- [Task to complete]:
Carry none of the pictures over; write out the complete data exactly.

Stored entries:
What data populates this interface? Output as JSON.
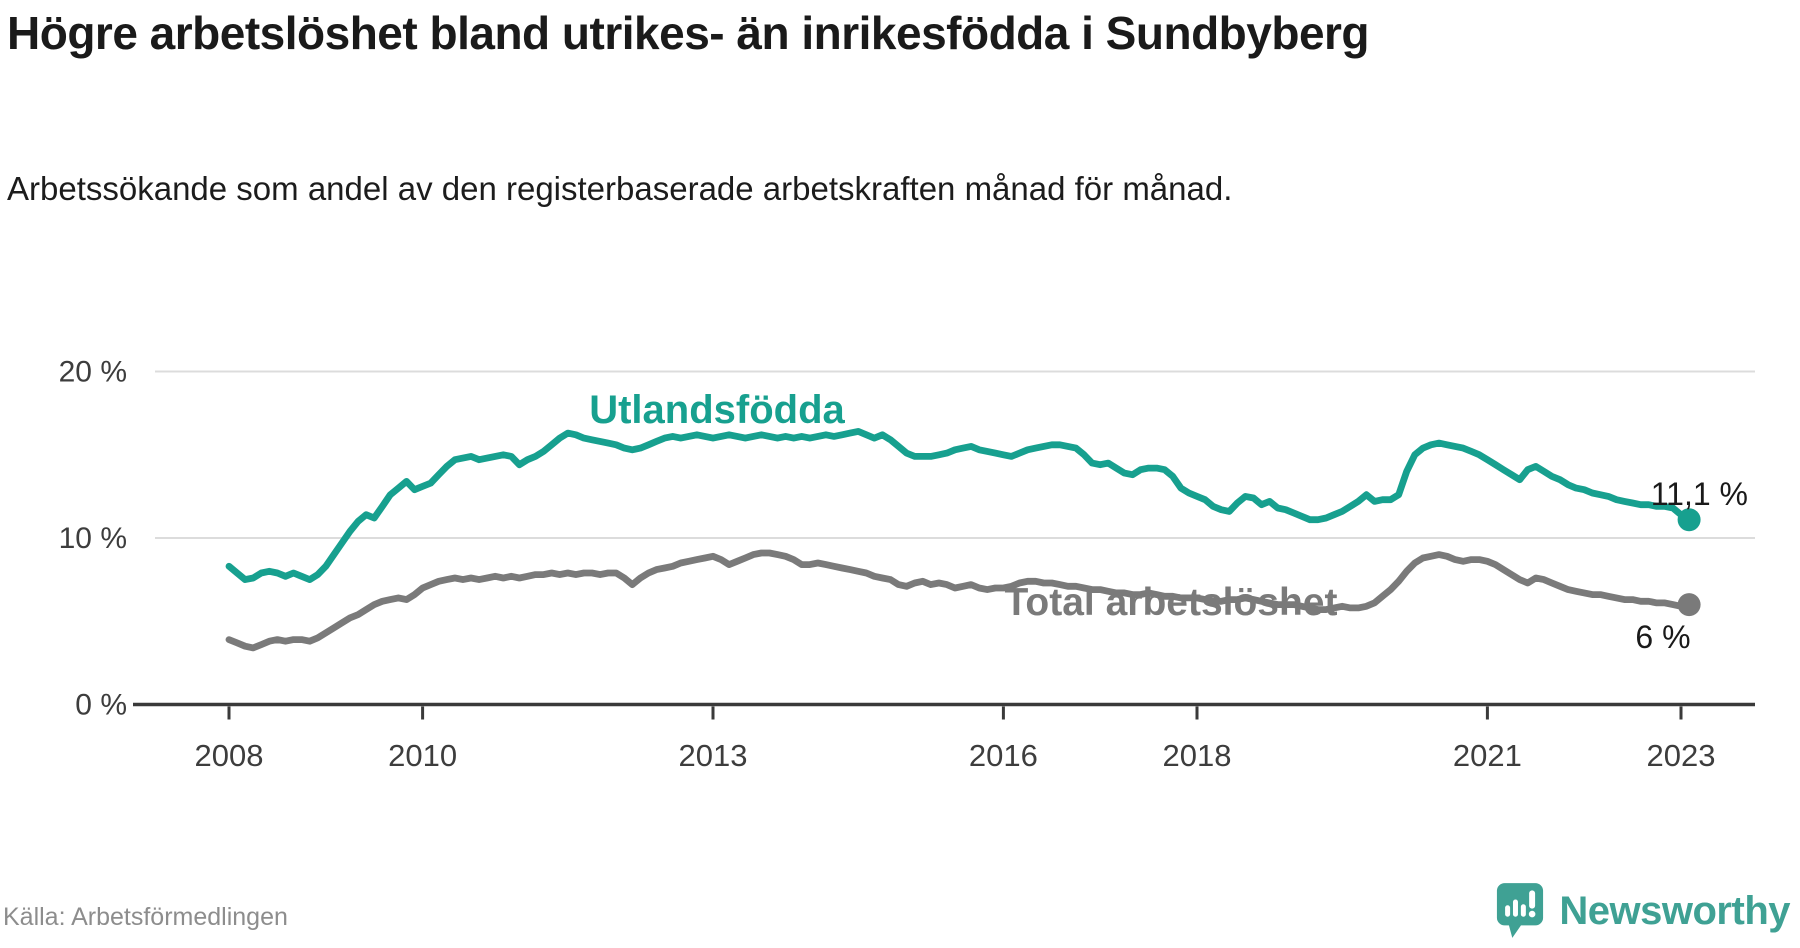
{
  "header": {
    "title": "Högre arbetslöshet bland utrikes- än inrikesfödda i Sundbyberg",
    "subtitle": "Arbetssökande som andel av den registerbaserade arbetskraften månad för månad."
  },
  "source": {
    "label": "Källa: Arbetsförmedlingen"
  },
  "branding": {
    "name": "Newsworthy",
    "icon": "newsworthy-speech-bubble-chart-icon"
  },
  "colors": {
    "accent_teal": "#17a08f",
    "series_gray": "#7a7a7a",
    "gridline": "#dcdcdc",
    "axis": "#3a3a3a",
    "text": "#1a1a1a",
    "brand_teal": "#3fa194"
  },
  "chart_data": {
    "type": "line",
    "x_unit": "month",
    "x_start": "2008-01",
    "x_end": "2023-02",
    "xticks": [
      2008,
      2010,
      2013,
      2016,
      2018,
      2021,
      2023
    ],
    "xtick_labels": [
      "2008",
      "2010",
      "2013",
      "2016",
      "2018",
      "2021",
      "2023"
    ],
    "yticks": [
      0,
      10,
      20
    ],
    "ytick_labels": [
      "0 %",
      "10 %",
      "20 %"
    ],
    "ylim": [
      0,
      21.5
    ],
    "grid": "horizontal",
    "legend_position": "inline-labels",
    "series": [
      {
        "id": "utlandsfodda",
        "name": "Utlandsfödda",
        "color": "#17a08f",
        "end_label": "11,1 %",
        "end_value": 11.1,
        "values": [
          8.3,
          7.9,
          7.5,
          7.6,
          7.9,
          8.0,
          7.9,
          7.7,
          7.9,
          7.7,
          7.5,
          7.8,
          8.3,
          9.0,
          9.7,
          10.4,
          11.0,
          11.4,
          11.2,
          11.9,
          12.6,
          13.0,
          13.4,
          12.9,
          13.1,
          13.3,
          13.8,
          14.3,
          14.7,
          14.8,
          14.9,
          14.7,
          14.8,
          14.9,
          15.0,
          14.9,
          14.4,
          14.7,
          14.9,
          15.2,
          15.6,
          16.0,
          16.3,
          16.2,
          16.0,
          15.9,
          15.8,
          15.7,
          15.6,
          15.4,
          15.3,
          15.4,
          15.6,
          15.8,
          16.0,
          16.1,
          16.0,
          16.1,
          16.2,
          16.1,
          16.0,
          16.1,
          16.2,
          16.1,
          16.0,
          16.1,
          16.2,
          16.1,
          16.0,
          16.1,
          16.0,
          16.1,
          16.0,
          16.1,
          16.2,
          16.1,
          16.2,
          16.3,
          16.4,
          16.2,
          16.0,
          16.2,
          15.9,
          15.5,
          15.1,
          14.9,
          14.9,
          14.9,
          15.0,
          15.1,
          15.3,
          15.4,
          15.5,
          15.3,
          15.2,
          15.1,
          15.0,
          14.9,
          15.1,
          15.3,
          15.4,
          15.5,
          15.6,
          15.6,
          15.5,
          15.4,
          15.0,
          14.5,
          14.4,
          14.5,
          14.2,
          13.9,
          13.8,
          14.1,
          14.2,
          14.2,
          14.1,
          13.7,
          13.0,
          12.7,
          12.5,
          12.3,
          11.9,
          11.7,
          11.6,
          12.1,
          12.5,
          12.4,
          12.0,
          12.2,
          11.8,
          11.7,
          11.5,
          11.3,
          11.1,
          11.1,
          11.2,
          11.4,
          11.6,
          11.9,
          12.2,
          12.6,
          12.2,
          12.3,
          12.3,
          12.6,
          14.0,
          15.0,
          15.4,
          15.6,
          15.7,
          15.6,
          15.5,
          15.4,
          15.2,
          15.0,
          14.7,
          14.4,
          14.1,
          13.8,
          13.5,
          14.1,
          14.3,
          14.0,
          13.7,
          13.5,
          13.2,
          13.0,
          12.9,
          12.7,
          12.6,
          12.5,
          12.3,
          12.2,
          12.1,
          12.0,
          12.0,
          11.9,
          11.9,
          11.8,
          11.4,
          11.1
        ]
      },
      {
        "id": "total-arbetsloshet",
        "name": "Total arbetslöshet",
        "color": "#7a7a7a",
        "end_label": "6 %",
        "end_value": 6.0,
        "values": [
          3.9,
          3.7,
          3.5,
          3.4,
          3.6,
          3.8,
          3.9,
          3.8,
          3.9,
          3.9,
          3.8,
          4.0,
          4.3,
          4.6,
          4.9,
          5.2,
          5.4,
          5.7,
          6.0,
          6.2,
          6.3,
          6.4,
          6.3,
          6.6,
          7.0,
          7.2,
          7.4,
          7.5,
          7.6,
          7.5,
          7.6,
          7.5,
          7.6,
          7.7,
          7.6,
          7.7,
          7.6,
          7.7,
          7.8,
          7.8,
          7.9,
          7.8,
          7.9,
          7.8,
          7.9,
          7.9,
          7.8,
          7.9,
          7.9,
          7.6,
          7.2,
          7.6,
          7.9,
          8.1,
          8.2,
          8.3,
          8.5,
          8.6,
          8.7,
          8.8,
          8.9,
          8.7,
          8.4,
          8.6,
          8.8,
          9.0,
          9.1,
          9.1,
          9.0,
          8.9,
          8.7,
          8.4,
          8.4,
          8.5,
          8.4,
          8.3,
          8.2,
          8.1,
          8.0,
          7.9,
          7.7,
          7.6,
          7.5,
          7.2,
          7.1,
          7.3,
          7.4,
          7.2,
          7.3,
          7.2,
          7.0,
          7.1,
          7.2,
          7.0,
          6.9,
          7.0,
          7.0,
          7.1,
          7.3,
          7.4,
          7.4,
          7.3,
          7.3,
          7.2,
          7.1,
          7.1,
          7.0,
          6.9,
          6.9,
          6.8,
          6.7,
          6.7,
          6.6,
          6.6,
          6.7,
          6.6,
          6.5,
          6.5,
          6.4,
          6.4,
          6.4,
          6.3,
          6.2,
          6.2,
          6.3,
          6.3,
          6.4,
          6.3,
          6.2,
          6.1,
          6.0,
          6.0,
          6.0,
          5.9,
          5.8,
          5.7,
          5.7,
          5.8,
          5.9,
          5.8,
          5.8,
          5.9,
          6.1,
          6.5,
          6.9,
          7.4,
          8.0,
          8.5,
          8.8,
          8.9,
          9.0,
          8.9,
          8.7,
          8.6,
          8.7,
          8.7,
          8.6,
          8.4,
          8.1,
          7.8,
          7.5,
          7.3,
          7.6,
          7.5,
          7.3,
          7.1,
          6.9,
          6.8,
          6.7,
          6.6,
          6.6,
          6.5,
          6.4,
          6.3,
          6.3,
          6.2,
          6.2,
          6.1,
          6.1,
          6.0,
          5.9,
          6.0
        ]
      }
    ]
  }
}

- [Response below]:
What data populates this interface? Output as JSON.
{
  "header": {
    "title": "Högre arbetslöshet bland utrikes- än inrikesfödda i Sundbyberg",
    "subtitle": "Arbetssökande som andel av den registerbaserade arbetskraften månad för månad."
  },
  "source": {
    "label": "Källa: Arbetsförmedlingen"
  },
  "branding": {
    "name": "Newsworthy",
    "icon": "newsworthy-speech-bubble-chart-icon"
  },
  "colors": {
    "accent_teal": "#17a08f",
    "series_gray": "#7a7a7a",
    "gridline": "#dcdcdc",
    "axis": "#3a3a3a",
    "text": "#1a1a1a",
    "brand_teal": "#3fa194"
  },
  "chart_data": {
    "type": "line",
    "x_unit": "month",
    "x_start": "2008-01",
    "x_end": "2023-02",
    "xticks": [
      2008,
      2010,
      2013,
      2016,
      2018,
      2021,
      2023
    ],
    "xtick_labels": [
      "2008",
      "2010",
      "2013",
      "2016",
      "2018",
      "2021",
      "2023"
    ],
    "yticks": [
      0,
      10,
      20
    ],
    "ytick_labels": [
      "0 %",
      "10 %",
      "20 %"
    ],
    "ylim": [
      0,
      21.5
    ],
    "grid": "horizontal",
    "legend_position": "inline-labels",
    "series": [
      {
        "id": "utlandsfodda",
        "name": "Utlandsfödda",
        "color": "#17a08f",
        "end_label": "11,1 %",
        "end_value": 11.1,
        "values": [
          8.3,
          7.9,
          7.5,
          7.6,
          7.9,
          8.0,
          7.9,
          7.7,
          7.9,
          7.7,
          7.5,
          7.8,
          8.3,
          9.0,
          9.7,
          10.4,
          11.0,
          11.4,
          11.2,
          11.9,
          12.6,
          13.0,
          13.4,
          12.9,
          13.1,
          13.3,
          13.8,
          14.3,
          14.7,
          14.8,
          14.9,
          14.7,
          14.8,
          14.9,
          15.0,
          14.9,
          14.4,
          14.7,
          14.9,
          15.2,
          15.6,
          16.0,
          16.3,
          16.2,
          16.0,
          15.9,
          15.8,
          15.7,
          15.6,
          15.4,
          15.3,
          15.4,
          15.6,
          15.8,
          16.0,
          16.1,
          16.0,
          16.1,
          16.2,
          16.1,
          16.0,
          16.1,
          16.2,
          16.1,
          16.0,
          16.1,
          16.2,
          16.1,
          16.0,
          16.1,
          16.0,
          16.1,
          16.0,
          16.1,
          16.2,
          16.1,
          16.2,
          16.3,
          16.4,
          16.2,
          16.0,
          16.2,
          15.9,
          15.5,
          15.1,
          14.9,
          14.9,
          14.9,
          15.0,
          15.1,
          15.3,
          15.4,
          15.5,
          15.3,
          15.2,
          15.1,
          15.0,
          14.9,
          15.1,
          15.3,
          15.4,
          15.5,
          15.6,
          15.6,
          15.5,
          15.4,
          15.0,
          14.5,
          14.4,
          14.5,
          14.2,
          13.9,
          13.8,
          14.1,
          14.2,
          14.2,
          14.1,
          13.7,
          13.0,
          12.7,
          12.5,
          12.3,
          11.9,
          11.7,
          11.6,
          12.1,
          12.5,
          12.4,
          12.0,
          12.2,
          11.8,
          11.7,
          11.5,
          11.3,
          11.1,
          11.1,
          11.2,
          11.4,
          11.6,
          11.9,
          12.2,
          12.6,
          12.2,
          12.3,
          12.3,
          12.6,
          14.0,
          15.0,
          15.4,
          15.6,
          15.7,
          15.6,
          15.5,
          15.4,
          15.2,
          15.0,
          14.7,
          14.4,
          14.1,
          13.8,
          13.5,
          14.1,
          14.3,
          14.0,
          13.7,
          13.5,
          13.2,
          13.0,
          12.9,
          12.7,
          12.6,
          12.5,
          12.3,
          12.2,
          12.1,
          12.0,
          12.0,
          11.9,
          11.9,
          11.8,
          11.4,
          11.1
        ]
      },
      {
        "id": "total-arbetsloshet",
        "name": "Total arbetslöshet",
        "color": "#7a7a7a",
        "end_label": "6 %",
        "end_value": 6.0,
        "values": [
          3.9,
          3.7,
          3.5,
          3.4,
          3.6,
          3.8,
          3.9,
          3.8,
          3.9,
          3.9,
          3.8,
          4.0,
          4.3,
          4.6,
          4.9,
          5.2,
          5.4,
          5.7,
          6.0,
          6.2,
          6.3,
          6.4,
          6.3,
          6.6,
          7.0,
          7.2,
          7.4,
          7.5,
          7.6,
          7.5,
          7.6,
          7.5,
          7.6,
          7.7,
          7.6,
          7.7,
          7.6,
          7.7,
          7.8,
          7.8,
          7.9,
          7.8,
          7.9,
          7.8,
          7.9,
          7.9,
          7.8,
          7.9,
          7.9,
          7.6,
          7.2,
          7.6,
          7.9,
          8.1,
          8.2,
          8.3,
          8.5,
          8.6,
          8.7,
          8.8,
          8.9,
          8.7,
          8.4,
          8.6,
          8.8,
          9.0,
          9.1,
          9.1,
          9.0,
          8.9,
          8.7,
          8.4,
          8.4,
          8.5,
          8.4,
          8.3,
          8.2,
          8.1,
          8.0,
          7.9,
          7.7,
          7.6,
          7.5,
          7.2,
          7.1,
          7.3,
          7.4,
          7.2,
          7.3,
          7.2,
          7.0,
          7.1,
          7.2,
          7.0,
          6.9,
          7.0,
          7.0,
          7.1,
          7.3,
          7.4,
          7.4,
          7.3,
          7.3,
          7.2,
          7.1,
          7.1,
          7.0,
          6.9,
          6.9,
          6.8,
          6.7,
          6.7,
          6.6,
          6.6,
          6.7,
          6.6,
          6.5,
          6.5,
          6.4,
          6.4,
          6.4,
          6.3,
          6.2,
          6.2,
          6.3,
          6.3,
          6.4,
          6.3,
          6.2,
          6.1,
          6.0,
          6.0,
          6.0,
          5.9,
          5.8,
          5.7,
          5.7,
          5.8,
          5.9,
          5.8,
          5.8,
          5.9,
          6.1,
          6.5,
          6.9,
          7.4,
          8.0,
          8.5,
          8.8,
          8.9,
          9.0,
          8.9,
          8.7,
          8.6,
          8.7,
          8.7,
          8.6,
          8.4,
          8.1,
          7.8,
          7.5,
          7.3,
          7.6,
          7.5,
          7.3,
          7.1,
          6.9,
          6.8,
          6.7,
          6.6,
          6.6,
          6.5,
          6.4,
          6.3,
          6.3,
          6.2,
          6.2,
          6.1,
          6.1,
          6.0,
          5.9,
          6.0
        ]
      }
    ]
  }
}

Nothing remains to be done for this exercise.